● PROBLEM TO WORK ON: Copy the lines holding the word "wash", all of them.

● DATA SUPPLIED:
########################################

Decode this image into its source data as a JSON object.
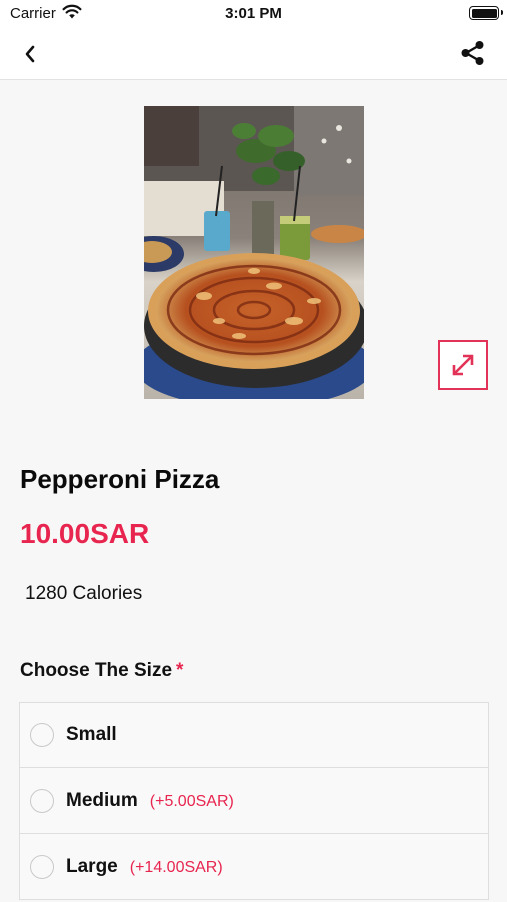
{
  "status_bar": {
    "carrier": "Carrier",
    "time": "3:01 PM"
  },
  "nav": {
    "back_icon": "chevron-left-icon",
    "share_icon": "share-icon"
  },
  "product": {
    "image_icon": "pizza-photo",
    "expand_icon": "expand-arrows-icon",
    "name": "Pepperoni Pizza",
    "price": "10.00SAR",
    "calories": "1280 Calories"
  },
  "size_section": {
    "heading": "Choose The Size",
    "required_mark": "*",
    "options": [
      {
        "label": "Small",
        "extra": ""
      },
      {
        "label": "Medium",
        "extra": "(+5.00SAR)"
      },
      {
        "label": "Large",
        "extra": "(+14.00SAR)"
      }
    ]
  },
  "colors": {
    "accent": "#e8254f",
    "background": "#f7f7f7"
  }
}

########################################

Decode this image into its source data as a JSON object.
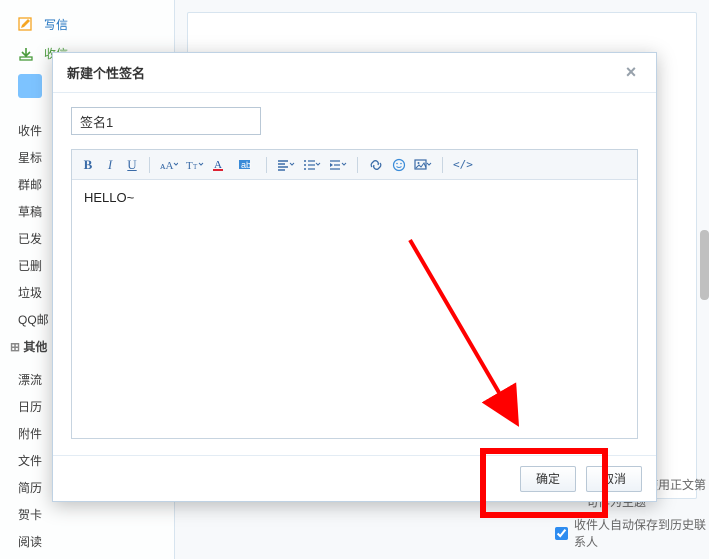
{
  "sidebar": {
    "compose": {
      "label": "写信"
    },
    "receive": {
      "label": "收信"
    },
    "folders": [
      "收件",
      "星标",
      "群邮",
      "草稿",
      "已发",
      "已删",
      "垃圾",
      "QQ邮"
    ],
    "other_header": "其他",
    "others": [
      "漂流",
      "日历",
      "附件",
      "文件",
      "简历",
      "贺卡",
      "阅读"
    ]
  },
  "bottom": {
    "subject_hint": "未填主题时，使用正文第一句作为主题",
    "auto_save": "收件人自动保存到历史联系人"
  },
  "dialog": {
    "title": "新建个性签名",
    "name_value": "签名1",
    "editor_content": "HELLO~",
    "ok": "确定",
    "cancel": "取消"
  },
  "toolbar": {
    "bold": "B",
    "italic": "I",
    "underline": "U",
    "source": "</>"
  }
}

########################################

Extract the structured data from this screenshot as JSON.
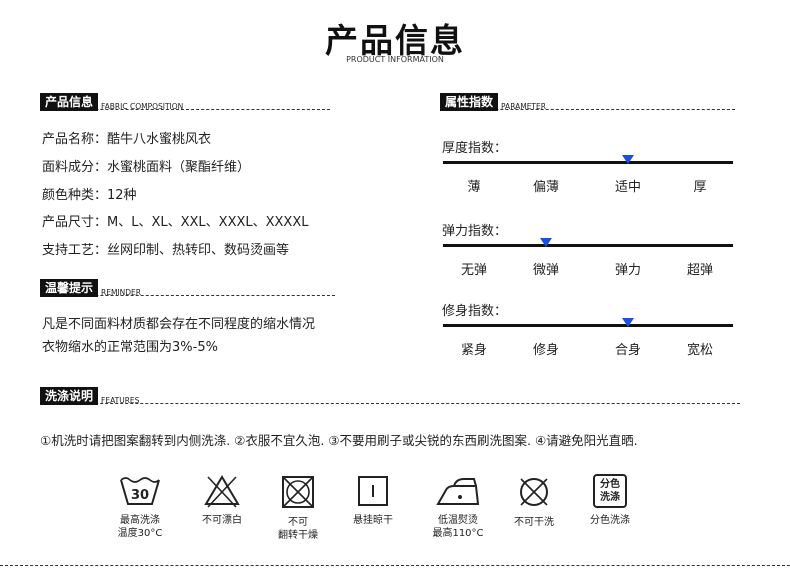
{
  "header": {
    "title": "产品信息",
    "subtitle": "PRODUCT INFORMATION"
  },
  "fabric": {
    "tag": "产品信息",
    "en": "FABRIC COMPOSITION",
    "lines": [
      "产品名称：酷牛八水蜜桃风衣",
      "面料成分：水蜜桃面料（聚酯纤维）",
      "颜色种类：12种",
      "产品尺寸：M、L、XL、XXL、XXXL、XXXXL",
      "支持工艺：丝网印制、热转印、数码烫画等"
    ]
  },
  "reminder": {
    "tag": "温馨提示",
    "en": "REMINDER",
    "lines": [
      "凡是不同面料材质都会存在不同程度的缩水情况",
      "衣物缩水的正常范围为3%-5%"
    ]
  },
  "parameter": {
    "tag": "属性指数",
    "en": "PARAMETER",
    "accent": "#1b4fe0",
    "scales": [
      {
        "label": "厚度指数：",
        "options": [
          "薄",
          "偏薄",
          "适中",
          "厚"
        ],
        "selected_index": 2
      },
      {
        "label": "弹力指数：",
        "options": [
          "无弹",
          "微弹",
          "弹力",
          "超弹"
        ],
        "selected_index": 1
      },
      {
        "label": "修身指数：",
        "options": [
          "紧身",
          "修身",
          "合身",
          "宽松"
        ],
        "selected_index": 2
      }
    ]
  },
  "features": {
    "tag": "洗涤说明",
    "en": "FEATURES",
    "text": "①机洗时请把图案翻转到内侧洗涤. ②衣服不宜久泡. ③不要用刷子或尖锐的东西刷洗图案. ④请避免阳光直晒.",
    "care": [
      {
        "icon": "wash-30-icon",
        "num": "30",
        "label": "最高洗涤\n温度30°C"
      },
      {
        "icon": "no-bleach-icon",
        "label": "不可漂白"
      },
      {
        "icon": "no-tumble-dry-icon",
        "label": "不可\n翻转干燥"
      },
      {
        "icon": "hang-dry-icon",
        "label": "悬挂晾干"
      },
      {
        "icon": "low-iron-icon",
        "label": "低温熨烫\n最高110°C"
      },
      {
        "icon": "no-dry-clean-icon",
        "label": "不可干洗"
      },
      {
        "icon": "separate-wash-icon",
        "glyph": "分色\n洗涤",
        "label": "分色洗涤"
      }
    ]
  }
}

########################################

● RESULT BELOW:
        "icon": "wash-30-icon",
        "icon": "separate-wash-icon",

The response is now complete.